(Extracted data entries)
_ _ _ _
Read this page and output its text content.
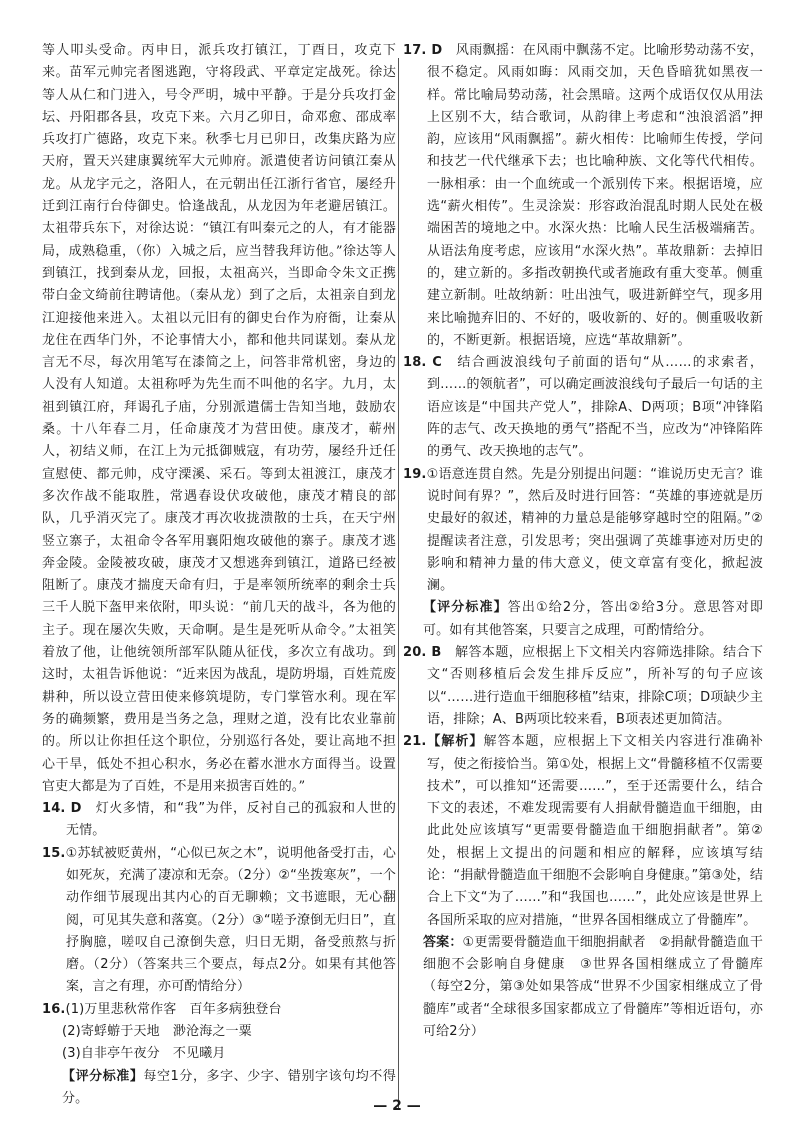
等人叩头受命。丙申日，派兵攻打镇江，丁酉日，攻克下来。苗军元帅完者图逃跑，守将段武、平章定定战死。徐达等人从仁和门进入，号令严明，城中平静。于是分兵攻打金坛、丹阳郡各县，攻克下来。六月乙卯日，命邓愈、邵成率兵攻打广德路，攻克下来。秋季七月已卯日，改集庆路为应天府，置天兴建康翼统军大元帅府。派遣使者访问镇江秦从龙。从龙字元之，洛阳人，在元朝出任江浙行省官，屡经升迁到江南行台侍御史。恰逢战乱，从龙因为年老避居镇江。太祖带兵东下，对徐达说：“镇江有叫秦元之的人，有才能器局，成熟稳重，（你）入城之后，应当替我拜访他。”徐达等人到镇江，找到秦从龙，回报，太祖高兴，当即命令朱文正携带白金文绮前往聘请他。（秦从龙）到了之后，太祖亲自到龙江迎接他来进入。太祖以元旧有的御史台作为府衙，让秦从龙住在西华门外，不论事情大小，都和他共同谋划。秦从龙言无不尽，每次用笔写在漆简之上，问答非常机密，身边的人没有人知道。太祖称呼为先生而不叫他的名字。九月，太祖到镇江府，拜谒孔子庙，分别派遣儒士告知当地，鼓励农桑。十八年春二月，任命康茂才为营田使。康茂才，蕲州人，初结义师，在江上为元抵御贼寇，有功劳，屡经升迁任宣慰使、都元帅，戍守溧溪、采石。等到太祖渡江，康茂才多次作战不能取胜，常遇春设伏攻破他，康茂才精良的部队，几乎消灭完了。康茂才再次收拢溃散的士兵，在天宁州竖立寨子，太祖命令各军用襄阳炮攻破他的寨子。康茂才逃奔金陵。金陵被攻破，康茂才又想逃奔到镇江，道路已经被阻断了。康茂才揣度天命有归，于是率领所统率的剩余士兵三千人脱下盔甲来依附，叩头说：“前几天的战斗，各为他的主子。现在屡次失败，天命啊。是生是死听从命令。”太祖笑着放了他，让他统领所部军队随从征伐，多次立有战功。到这时，太祖告诉他说：“近来因为战乱，堤防坍塌，百姓荒废耕种，所以设立营田使来修筑堤防，专门掌管水利。现在军务的确频繁，费用是当务之急，理财之道，没有比农业靠前的。所以让你担任这个职位，分别巡行各处，要让高地不担心干旱，低处不担心积水，务必在蓄水泄水方面得当。设置官吏大都是为了百姓，不是用来损害百姓的。”

14. D　 灯火多情，和“我”为伴，反衬自己的孤寂和人世的无情。

15.①苏轼被贬黄州，“心似已灰之木”，说明他备受打击，心如死灰，充满了凄凉和无奈。（2分）②“坐拨寒灰”，一个动作细节展现出其内心的百无聊赖；文书遮眼，无心翻阅，可见其失意和落寞。（2分）③“嗟予潦倒无归日”，直抒胸臆，嗟叹自己潦倒失意，归日无期，备受煎熬与折磨。（2分）（答案共三个要点，每点2分。如果有其他答案，言之有理，亦可酌情给分）

16.(1)万里悲秋常作客　百年多病独登台

(2)寄蜉蝣于天地　渺沧海之一粟

(3)自非亭午夜分　不见曦月

【评分标准】每空1分，多字、少字、错别字该句均不得分。

17. D　 风雨飘摇：在风雨中飘荡不定。比喻形势动荡不安，很不稳定。风雨如晦：风雨交加，天色昏暗犹如黑夜一样。常比喻局势动荡，社会黑暗。这两个成语仅仅从用法上区别不大，结合歌词，从韵律上考虑和“浊浪滔滔”押韵，应该用“风雨飘摇”。薪火相传：比喻师生传授，学问和技艺一代代继承下去；也比喻种族、文化等代代相传。一脉相承：由一个血统或一个派别传下来。根据语境，应选“薪火相传”。生灵涂炭：形容政治混乱时期人民处在极端困苦的境地之中。水深火热：比喻人民生活极端痛苦。从语法角度考虑，应该用“水深火热”。革故鼎新：去掉旧的，建立新的。多指改朝换代或者施政有重大变革。侧重建立新制。吐故纳新：吐出浊气，吸进新鲜空气，现多用来比喻抛弃旧的、不好的，吸收新的、好的。侧重吸收新的，不断更新。根据语境，应选“革故鼎新”。

18. C　 结合画波浪线句子前面的语句“从……的求索者，到……的领航者”，可以确定画波浪线句子最后一句话的主语应该是“中国共产党人”，排除A、D两项；B项“冲锋陷阵的志气、改天换地的勇气”搭配不当，应改为“冲锋陷阵的勇气、改天换地的志气”。

19.①语意连贯自然。先是分别提出问题：“谁说历史无言？谁说时间有界？”，然后及时进行回答：“英雄的事迹就是历史最好的叙述，精神的力量总是能够穿越时空的阻隔。”②提醒读者注意，引发思考；突出强调了英雄事迹对历史的影响和精神力量的伟大意义，使文章富有变化，掀起波澜。

【评分标准】答出①给2分，答出②给3分。意思答对即可。如有其他答案，只要言之成理，可酌情给分。

20. B　 解答本题，应根据上下文相关内容筛选排除。结合下文“否则移植后会发生排斥反应”，所补写的句子应该以“……进行造血干细胞移植”结束，排除C项；D项缺少主语，排除；A、B两项比较来看，B项表述更加简洁。

21.【解析】解答本题，应根据上下文相关内容进行准确补写，使之衔接恰当。第①处，根据上文“骨髓移植不仅需要技术”，可以推知“还需要……”，至于还需要什么，结合下文的表述，不难发现需要有人捐献骨髓造血干细胞，由此此处应该填写“更需要骨髓造血干细胞捐献者”。第②处，根据上文提出的问题和相应的解释，应该填写结论：“捐献骨髓造血干细胞不会影响自身健康。”第③处，结合上下文“为了……”和“我国也……”，此处应该是世界上各国所采取的应对措施，“世界各国相继成立了骨髓库”。

答案：①更需要骨髓造血干细胞捐献者　②捐献骨髓造血干细胞不会影响自身健康　③世界各国相继成立了骨髓库（每空2分，第③处如果答成“世界不少国家相继成立了骨髓库”或者“全球很多国家都成立了骨髓库”等相近语句，亦可给2分）

— 2 —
_ _ _ _
## Written exercise:
Make a word-for-word copy of the entries, without any pictures.

## Worked answer:
Read this page and output its text content.
等人叩头受命。丙申日，派兵攻打镇江，丁酉日，攻克下来。苗军元帅完者图逃跑，守将段武、平章定定战死。徐达等人从仁和门进入，号令严明，城中平静。于是分兵攻打金坛、丹阳郡各县，攻克下来。六月乙卯日，命邓愈、邵成率兵攻打广德路，攻克下来。秋季七月已卯日，改集庆路为应天府，置天兴建康翼统军大元帅府。派遣使者访问镇江秦从龙。从龙字元之，洛阳人，在元朝出任江浙行省官，屡经升迁到江南行台侍御史。恰逢战乱，从龙因为年老避居镇江。太祖带兵东下，对徐达说：“镇江有叫秦元之的人，有才能器局，成熟稳重，（你）入城之后，应当替我拜访他。”徐达等人到镇江，找到秦从龙，回报，太祖高兴，当即命令朱文正携带白金文绮前往聘请他。（秦从龙）到了之后，太祖亲自到龙江迎接他来进入。太祖以元旧有的御史台作为府衙，让秦从龙住在西华门外，不论事情大小，都和他共同谋划。秦从龙言无不尽，每次用笔写在漆简之上，问答非常机密，身边的人没有人知道。太祖称呼为先生而不叫他的名字。九月，太祖到镇江府，拜谒孔子庙，分别派遣儒士告知当地，鼓励农桑。十八年春二月，任命康茂才为营田使。康茂才，蕲州人，初结义师，在江上为元抵御贼寇，有功劳，屡经升迁任宣慰使、都元帅，戍守溧溪、采石。等到太祖渡江，康茂才多次作战不能取胜，常遇春设伏攻破他，康茂才精良的部队，几乎消灭完了。康茂才再次收拢溃散的士兵，在天宁州竖立寨子，太祖命令各军用襄阳炮攻破他的寨子。康茂才逃奔金陵。金陵被攻破，康茂才又想逃奔到镇江，道路已经被阻断了。康茂才揣度天命有归，于是率领所统率的剩余士兵三千人脱下盔甲来依附，叩头说：“前几天的战斗，各为他的主子。现在屡次失败，天命啊。是生是死听从命令。”太祖笑着放了他，让他统领所部军队随从征伐，多次立有战功。到这时，太祖告诉他说：“近来因为战乱，堤防坍塌，百姓荒废耕种，所以设立营田使来修筑堤防，专门掌管水利。现在军务的确频繁，费用是当务之急，理财之道，没有比农业靠前的。所以让你担任这个职位，分别巡行各处，要让高地不担心干旱，低处不担心积水，务必在蓄水泄水方面得当。设置官吏大都是为了百姓，不是用来损害百姓的。”

14. D　 灯火多情，和“我”为伴，反衬自己的孤寂和人世的无情。

15.①苏轼被贬黄州，“心似已灰之木”，说明他备受打击，心如死灰，充满了凄凉和无奈。（2分）②“坐拨寒灰”，一个动作细节展现出其内心的百无聊赖；文书遮眼，无心翻阅，可见其失意和落寞。（2分）③“嗟予潦倒无归日”，直抒胸臆，嗟叹自己潦倒失意，归日无期，备受煎熬与折磨。（2分）（答案共三个要点，每点2分。如果有其他答案，言之有理，亦可酌情给分）

16.(1)万里悲秋常作客　百年多病独登台

(2)寄蜉蝣于天地　渺沧海之一粟

(3)自非亭午夜分　不见曦月

【评分标准】每空1分，多字、少字、错别字该句均不得分。

17. D　 风雨飘摇：在风雨中飘荡不定。比喻形势动荡不安，很不稳定。风雨如晦：风雨交加，天色昏暗犹如黑夜一样。常比喻局势动荡，社会黑暗。这两个成语仅仅从用法上区别不大，结合歌词，从韵律上考虑和“浊浪滔滔”押韵，应该用“风雨飘摇”。薪火相传：比喻师生传授，学问和技艺一代代继承下去；也比喻种族、文化等代代相传。一脉相承：由一个血统或一个派别传下来。根据语境，应选“薪火相传”。生灵涂炭：形容政治混乱时期人民处在极端困苦的境地之中。水深火热：比喻人民生活极端痛苦。从语法角度考虑，应该用“水深火热”。革故鼎新：去掉旧的，建立新的。多指改朝换代或者施政有重大变革。侧重建立新制。吐故纳新：吐出浊气，吸进新鲜空气，现多用来比喻抛弃旧的、不好的，吸收新的、好的。侧重吸收新的，不断更新。根据语境，应选“革故鼎新”。

18. C　 结合画波浪线句子前面的语句“从……的求索者，到……的领航者”，可以确定画波浪线句子最后一句话的主语应该是“中国共产党人”，排除A、D两项；B项“冲锋陷阵的志气、改天换地的勇气”搭配不当，应改为“冲锋陷阵的勇气、改天换地的志气”。

19.①语意连贯自然。先是分别提出问题：“谁说历史无言？谁说时间有界？”，然后及时进行回答：“英雄的事迹就是历史最好的叙述，精神的力量总是能够穿越时空的阻隔。”②提醒读者注意，引发思考；突出强调了英雄事迹对历史的影响和精神力量的伟大意义，使文章富有变化，掀起波澜。

【评分标准】答出①给2分，答出②给3分。意思答对即可。如有其他答案，只要言之成理，可酌情给分。

20. B　 解答本题，应根据上下文相关内容筛选排除。结合下文“否则移植后会发生排斥反应”，所补写的句子应该以“……进行造血干细胞移植”结束，排除C项；D项缺少主语，排除；A、B两项比较来看，B项表述更加简洁。

21.【解析】解答本题，应根据上下文相关内容进行准确补写，使之衔接恰当。第①处，根据上文“骨髓移植不仅需要技术”，可以推知“还需要……”，至于还需要什么，结合下文的表述，不难发现需要有人捐献骨髓造血干细胞，由此此处应该填写“更需要骨髓造血干细胞捐献者”。第②处，根据上文提出的问题和相应的解释，应该填写结论：“捐献骨髓造血干细胞不会影响自身健康。”第③处，结合上下文“为了……”和“我国也……”，此处应该是世界上各国所采取的应对措施，“世界各国相继成立了骨髓库”。

答案：①更需要骨髓造血干细胞捐献者　②捐献骨髓造血干细胞不会影响自身健康　③世界各国相继成立了骨髓库（每空2分，第③处如果答成“世界不少国家相继成立了骨髓库”或者“全球很多国家都成立了骨髓库”等相近语句，亦可给2分）

— 2 —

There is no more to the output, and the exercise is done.